Write out each line from the data below that includes the word "title".
* * *
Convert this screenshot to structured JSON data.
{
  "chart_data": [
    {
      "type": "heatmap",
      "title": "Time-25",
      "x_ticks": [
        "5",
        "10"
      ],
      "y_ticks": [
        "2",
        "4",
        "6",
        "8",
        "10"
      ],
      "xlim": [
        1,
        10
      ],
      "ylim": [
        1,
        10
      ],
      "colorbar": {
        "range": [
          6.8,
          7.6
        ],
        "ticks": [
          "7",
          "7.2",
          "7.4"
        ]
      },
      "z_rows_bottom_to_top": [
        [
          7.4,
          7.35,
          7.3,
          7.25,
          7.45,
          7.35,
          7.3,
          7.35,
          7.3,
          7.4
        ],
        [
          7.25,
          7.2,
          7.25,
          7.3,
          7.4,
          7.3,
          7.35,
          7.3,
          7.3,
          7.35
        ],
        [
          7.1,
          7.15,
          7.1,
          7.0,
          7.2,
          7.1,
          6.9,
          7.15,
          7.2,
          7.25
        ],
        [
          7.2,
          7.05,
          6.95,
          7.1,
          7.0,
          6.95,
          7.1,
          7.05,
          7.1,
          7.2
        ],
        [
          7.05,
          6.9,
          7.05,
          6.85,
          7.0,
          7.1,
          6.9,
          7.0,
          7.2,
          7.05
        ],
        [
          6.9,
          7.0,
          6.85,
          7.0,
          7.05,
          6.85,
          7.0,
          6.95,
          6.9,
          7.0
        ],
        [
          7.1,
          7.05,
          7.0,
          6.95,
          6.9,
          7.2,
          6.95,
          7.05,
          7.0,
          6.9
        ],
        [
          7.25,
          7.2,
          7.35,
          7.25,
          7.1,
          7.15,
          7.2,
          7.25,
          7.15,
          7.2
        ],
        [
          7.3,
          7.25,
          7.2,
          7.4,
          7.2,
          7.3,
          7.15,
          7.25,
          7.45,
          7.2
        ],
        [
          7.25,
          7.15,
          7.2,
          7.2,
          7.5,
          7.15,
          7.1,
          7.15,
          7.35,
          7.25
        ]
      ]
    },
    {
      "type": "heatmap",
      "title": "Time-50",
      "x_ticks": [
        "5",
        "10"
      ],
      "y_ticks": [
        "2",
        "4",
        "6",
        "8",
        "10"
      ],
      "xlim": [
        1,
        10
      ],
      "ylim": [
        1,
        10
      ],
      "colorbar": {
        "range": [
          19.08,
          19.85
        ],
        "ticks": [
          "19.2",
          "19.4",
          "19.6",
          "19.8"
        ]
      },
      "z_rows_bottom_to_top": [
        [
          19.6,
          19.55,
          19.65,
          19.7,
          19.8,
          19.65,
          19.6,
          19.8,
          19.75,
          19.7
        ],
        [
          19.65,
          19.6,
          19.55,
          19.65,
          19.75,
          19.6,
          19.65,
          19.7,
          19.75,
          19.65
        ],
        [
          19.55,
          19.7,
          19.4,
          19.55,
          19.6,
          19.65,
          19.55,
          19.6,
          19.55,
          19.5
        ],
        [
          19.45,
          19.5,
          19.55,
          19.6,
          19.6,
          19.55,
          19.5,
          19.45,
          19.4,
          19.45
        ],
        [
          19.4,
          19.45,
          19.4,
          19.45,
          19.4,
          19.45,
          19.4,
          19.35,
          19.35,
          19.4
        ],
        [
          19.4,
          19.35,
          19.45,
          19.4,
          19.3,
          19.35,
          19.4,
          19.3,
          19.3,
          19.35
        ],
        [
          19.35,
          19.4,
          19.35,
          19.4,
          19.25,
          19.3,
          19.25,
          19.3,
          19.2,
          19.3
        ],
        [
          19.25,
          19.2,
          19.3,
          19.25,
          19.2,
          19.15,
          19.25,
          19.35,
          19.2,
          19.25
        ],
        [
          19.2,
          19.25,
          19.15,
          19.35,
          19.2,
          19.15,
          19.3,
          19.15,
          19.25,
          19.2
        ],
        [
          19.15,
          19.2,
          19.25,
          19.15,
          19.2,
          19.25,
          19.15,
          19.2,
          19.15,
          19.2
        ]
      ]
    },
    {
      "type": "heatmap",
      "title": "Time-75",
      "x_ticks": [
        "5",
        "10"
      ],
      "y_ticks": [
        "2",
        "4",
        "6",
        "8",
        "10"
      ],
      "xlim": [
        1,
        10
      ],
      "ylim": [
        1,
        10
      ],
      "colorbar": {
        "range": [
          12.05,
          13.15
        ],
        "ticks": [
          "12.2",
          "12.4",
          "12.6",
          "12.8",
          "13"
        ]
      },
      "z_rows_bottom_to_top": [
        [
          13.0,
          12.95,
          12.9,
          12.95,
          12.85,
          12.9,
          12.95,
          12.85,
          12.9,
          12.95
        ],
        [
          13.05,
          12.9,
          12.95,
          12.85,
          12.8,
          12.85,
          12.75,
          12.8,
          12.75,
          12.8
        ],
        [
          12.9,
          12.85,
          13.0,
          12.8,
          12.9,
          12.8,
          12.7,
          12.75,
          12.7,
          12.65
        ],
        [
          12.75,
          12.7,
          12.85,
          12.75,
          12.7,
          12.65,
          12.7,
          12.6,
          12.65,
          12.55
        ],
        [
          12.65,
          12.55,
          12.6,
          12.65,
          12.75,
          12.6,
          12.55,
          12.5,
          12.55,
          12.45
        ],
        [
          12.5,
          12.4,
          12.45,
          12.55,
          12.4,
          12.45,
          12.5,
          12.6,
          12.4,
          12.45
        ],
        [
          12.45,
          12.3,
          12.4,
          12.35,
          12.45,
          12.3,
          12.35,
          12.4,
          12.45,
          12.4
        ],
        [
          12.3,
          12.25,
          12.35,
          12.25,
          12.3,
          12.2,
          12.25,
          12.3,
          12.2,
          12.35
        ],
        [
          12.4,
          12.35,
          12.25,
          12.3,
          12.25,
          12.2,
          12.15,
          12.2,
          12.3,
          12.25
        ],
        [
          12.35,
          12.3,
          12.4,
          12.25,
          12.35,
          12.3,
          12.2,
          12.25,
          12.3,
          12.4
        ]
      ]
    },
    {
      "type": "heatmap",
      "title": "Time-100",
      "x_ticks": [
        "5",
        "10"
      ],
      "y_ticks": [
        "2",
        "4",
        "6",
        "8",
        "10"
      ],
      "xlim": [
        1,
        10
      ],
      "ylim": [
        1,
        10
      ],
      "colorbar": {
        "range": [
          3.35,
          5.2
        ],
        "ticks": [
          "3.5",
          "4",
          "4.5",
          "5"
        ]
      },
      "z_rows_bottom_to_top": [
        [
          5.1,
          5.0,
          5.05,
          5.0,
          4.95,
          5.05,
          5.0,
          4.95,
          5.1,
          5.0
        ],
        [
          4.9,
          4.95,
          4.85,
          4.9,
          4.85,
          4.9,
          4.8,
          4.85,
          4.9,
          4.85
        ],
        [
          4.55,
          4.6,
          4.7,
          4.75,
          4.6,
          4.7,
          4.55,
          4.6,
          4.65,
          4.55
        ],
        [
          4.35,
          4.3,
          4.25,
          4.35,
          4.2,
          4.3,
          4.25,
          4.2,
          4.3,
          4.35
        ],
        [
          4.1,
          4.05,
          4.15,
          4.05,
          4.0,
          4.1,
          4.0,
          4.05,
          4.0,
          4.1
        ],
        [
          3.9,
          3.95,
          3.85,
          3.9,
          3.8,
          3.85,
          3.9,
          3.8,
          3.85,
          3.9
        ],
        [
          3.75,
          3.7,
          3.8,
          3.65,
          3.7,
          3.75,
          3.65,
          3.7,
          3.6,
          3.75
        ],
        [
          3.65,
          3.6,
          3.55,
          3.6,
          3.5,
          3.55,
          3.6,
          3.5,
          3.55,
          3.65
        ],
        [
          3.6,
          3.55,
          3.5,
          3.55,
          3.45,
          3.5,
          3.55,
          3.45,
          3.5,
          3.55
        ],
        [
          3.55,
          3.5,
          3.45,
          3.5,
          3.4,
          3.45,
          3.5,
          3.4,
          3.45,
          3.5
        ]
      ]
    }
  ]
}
* * *
- _Result of the exercise_:
      "title": "Time-25",
      "title": "Time-50",
      "title": "Time-75",
      "title": "Time-100",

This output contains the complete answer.